Here is an example of isolation:
Louise lived alone and was losing her sight. She was having a hard time taking care of herself and her home. Louise’s daughter and son in law convinced her to sell her home and buy a trailer in the daughter’s name. They said they would put the trailer on their property. They promised Louise that she could live there forever and they would take care of her. All they asked in return was that she put their names on all her bank accounts. After she did all these things, they took away her phone and refused to put any calls through to her. Instead, they told her no one cared about her any more. They also took the keys to her car. The trailer had no heat and the weather was getting colder. Louise told a friend at her church what was going on and the friend called the police and adult protective services. With the help of her APS worker, Louise was able to make the changes she needed to regain control of her life and get into a safe living situation.
- Physical abuse
If someone hurts you physically or uses drugs to control you, you might be experiencing physical abuse. Physical abuse is a form of elder abuse that happens when someone hits, kicks or slaps you. It is also physical abuse if someone restrains you by force or with medication.
Here is an example of physical abuse:
Frank’s son Bill was living with him because he could not find work. It helped them both to share living expenses. But Bill had a serious drinking problem and he sometimes yelled at his father when he was drunk. The yelling was happening more and more often. Finally Frank told Bill he would have to leave if he didn’t stop yelling at him. This made Bill very angry and he pushed his father down. Frank called Legal Services for Maine Elders and an attorney helped him get a protective order and remove his son from his house.
- Sexual abuse
You might have had an interaction with someone that left you feeling bad. That person might have forced you to touch them, or may have touched you without your permission. Maybe that person didn’t touch you, but forced you to take off your clothes. Or maybe they took off their clothes in front of you or forced you to look at dirty pictures or videos. All of these things are forms of sexual abuse.
Here is an example of sexual abuse:
Sue was befriended by a man from her apartment complex. He helped her carry groceries from her car and chatted with her when she was walking her dog. One day he showed up at her apartment and asked if he could come in for a visit. Once inside, he pulled down his pants and asked Sue if she wanted to be his boyfriend. He left when she said no, but Sue was very frightened and felt trapped in her apartment. She called Legal Services for Maine Elders and obtained a protection order and got help making a report to the police. She also got connected to her local Sexual Violence Support Center where she was able to talk to someone and get the emotional support she needed.
- Emotional abuse
Is there someone in your life who says things that hurt you? Does this person make you feel embarrassed or ashamed? Do they tell you that you are confused or can’t remember things because you are old? Or, maybe someone scares you because of how they act. Maybe they even threaten you with harm if you don’t do what they want. This is called emotional abuse.
Emotional abuse rarely occurs alone. It is often paired with other forms of abuse.
- Domestic abuse
If any of these forms of abuse are happening to you by your spouse, significant other, child, grandchild, or any other member of your family, it is called domestic abuse.

### RECORDED INFORMATION
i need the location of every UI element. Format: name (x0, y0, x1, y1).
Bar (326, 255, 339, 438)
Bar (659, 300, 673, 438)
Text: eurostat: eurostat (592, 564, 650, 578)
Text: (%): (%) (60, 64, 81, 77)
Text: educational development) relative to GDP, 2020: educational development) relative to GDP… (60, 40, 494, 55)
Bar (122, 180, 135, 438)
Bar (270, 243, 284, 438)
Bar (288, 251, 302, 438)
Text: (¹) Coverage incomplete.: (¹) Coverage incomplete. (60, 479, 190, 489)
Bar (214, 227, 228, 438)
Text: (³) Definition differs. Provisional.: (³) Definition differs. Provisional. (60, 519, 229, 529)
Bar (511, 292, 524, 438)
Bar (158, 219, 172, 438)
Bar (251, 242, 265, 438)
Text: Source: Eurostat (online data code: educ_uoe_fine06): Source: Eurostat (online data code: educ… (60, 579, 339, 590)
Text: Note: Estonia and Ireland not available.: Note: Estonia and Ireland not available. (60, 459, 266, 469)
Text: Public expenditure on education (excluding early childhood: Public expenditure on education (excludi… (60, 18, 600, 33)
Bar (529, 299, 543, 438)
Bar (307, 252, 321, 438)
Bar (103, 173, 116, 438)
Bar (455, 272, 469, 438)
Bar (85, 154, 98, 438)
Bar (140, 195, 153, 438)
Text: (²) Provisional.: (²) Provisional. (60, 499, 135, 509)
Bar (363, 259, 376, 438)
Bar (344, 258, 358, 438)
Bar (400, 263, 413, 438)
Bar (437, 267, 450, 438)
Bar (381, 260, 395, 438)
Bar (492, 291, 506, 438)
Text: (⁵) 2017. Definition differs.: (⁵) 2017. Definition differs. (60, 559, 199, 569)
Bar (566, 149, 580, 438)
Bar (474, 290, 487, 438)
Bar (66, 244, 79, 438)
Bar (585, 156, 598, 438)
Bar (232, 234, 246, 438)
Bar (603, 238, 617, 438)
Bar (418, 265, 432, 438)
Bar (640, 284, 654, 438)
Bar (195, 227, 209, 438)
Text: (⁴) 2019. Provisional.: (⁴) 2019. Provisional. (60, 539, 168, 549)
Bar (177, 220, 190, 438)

### ASSIGNMENT
In the passage on elder abuse, whom did Louise tell about what was going on? The data is not needed for anything here.

### ANSWER SPACE
A friend at her church.